● PROBLEM DETAILS
Return the lines where the word "файла" occurs.

>> BEGIN

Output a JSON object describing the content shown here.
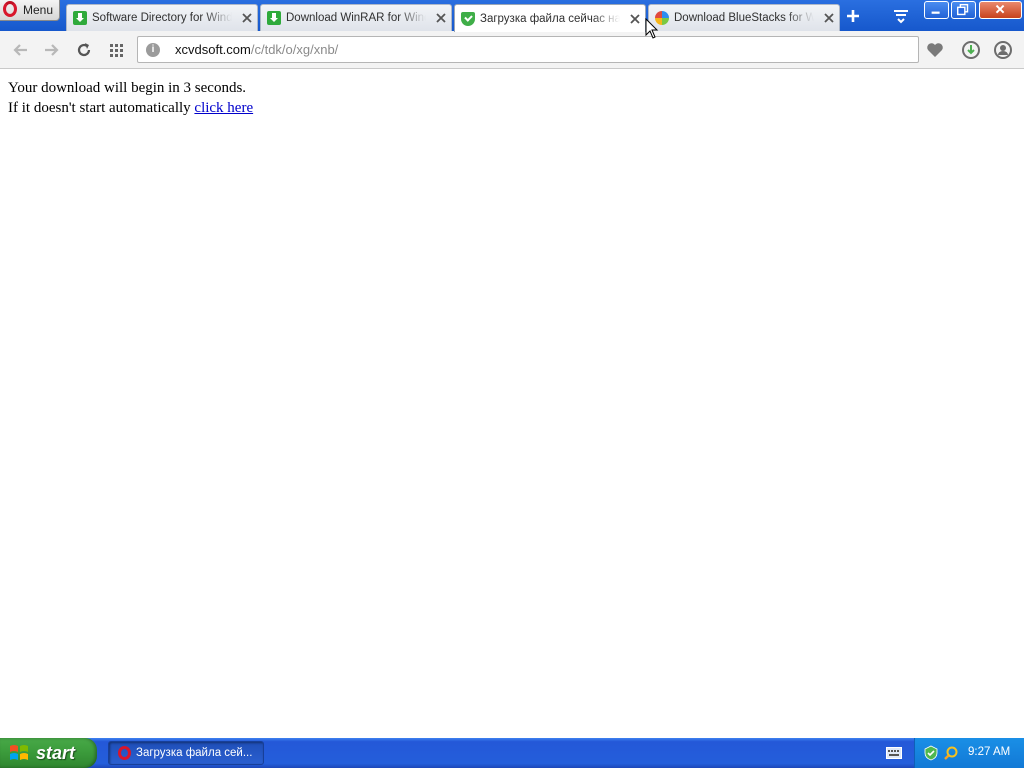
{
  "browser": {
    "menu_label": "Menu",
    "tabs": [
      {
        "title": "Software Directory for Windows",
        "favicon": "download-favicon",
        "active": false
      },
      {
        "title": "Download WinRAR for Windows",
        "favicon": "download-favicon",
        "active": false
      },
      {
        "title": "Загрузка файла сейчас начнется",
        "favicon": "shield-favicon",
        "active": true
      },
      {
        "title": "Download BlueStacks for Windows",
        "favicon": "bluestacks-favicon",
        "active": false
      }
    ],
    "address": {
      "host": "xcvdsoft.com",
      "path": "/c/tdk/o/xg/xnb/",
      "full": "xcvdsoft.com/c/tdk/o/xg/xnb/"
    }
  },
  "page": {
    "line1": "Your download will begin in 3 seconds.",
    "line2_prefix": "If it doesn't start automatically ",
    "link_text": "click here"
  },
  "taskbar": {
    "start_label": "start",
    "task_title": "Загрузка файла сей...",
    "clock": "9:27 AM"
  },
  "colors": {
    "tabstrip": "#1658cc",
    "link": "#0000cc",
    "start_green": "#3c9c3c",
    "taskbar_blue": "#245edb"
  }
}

>> END
>> BEGIN

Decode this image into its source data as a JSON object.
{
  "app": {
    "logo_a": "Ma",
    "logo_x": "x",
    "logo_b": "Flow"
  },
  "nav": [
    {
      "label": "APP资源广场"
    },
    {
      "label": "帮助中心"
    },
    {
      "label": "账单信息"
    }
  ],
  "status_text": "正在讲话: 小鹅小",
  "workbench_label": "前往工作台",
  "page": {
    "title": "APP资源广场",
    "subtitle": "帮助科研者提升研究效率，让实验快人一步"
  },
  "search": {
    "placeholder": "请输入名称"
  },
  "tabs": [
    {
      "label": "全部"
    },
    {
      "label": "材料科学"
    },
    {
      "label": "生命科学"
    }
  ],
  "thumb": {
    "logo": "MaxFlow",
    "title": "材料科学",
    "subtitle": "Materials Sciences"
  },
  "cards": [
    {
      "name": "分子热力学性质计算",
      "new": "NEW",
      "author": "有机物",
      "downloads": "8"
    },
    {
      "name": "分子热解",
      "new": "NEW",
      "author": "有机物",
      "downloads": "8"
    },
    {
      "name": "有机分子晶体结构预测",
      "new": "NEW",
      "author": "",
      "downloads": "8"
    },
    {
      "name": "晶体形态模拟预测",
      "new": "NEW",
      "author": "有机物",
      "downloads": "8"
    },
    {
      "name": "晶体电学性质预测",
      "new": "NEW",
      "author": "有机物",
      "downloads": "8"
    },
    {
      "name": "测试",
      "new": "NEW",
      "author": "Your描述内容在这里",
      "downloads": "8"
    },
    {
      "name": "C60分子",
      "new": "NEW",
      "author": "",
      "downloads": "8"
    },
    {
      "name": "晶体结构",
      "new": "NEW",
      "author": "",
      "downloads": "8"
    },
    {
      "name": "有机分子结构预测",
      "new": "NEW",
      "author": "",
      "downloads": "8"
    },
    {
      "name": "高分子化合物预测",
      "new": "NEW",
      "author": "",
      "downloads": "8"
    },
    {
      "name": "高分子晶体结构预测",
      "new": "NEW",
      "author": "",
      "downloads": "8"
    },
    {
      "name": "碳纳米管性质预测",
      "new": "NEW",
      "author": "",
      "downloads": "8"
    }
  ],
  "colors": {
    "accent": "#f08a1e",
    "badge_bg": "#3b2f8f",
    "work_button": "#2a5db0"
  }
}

>> END

● FINAL RESULT
        "title": "Загрузка файла сейчас начнется",
    "task_title": "Загрузка файла сей...",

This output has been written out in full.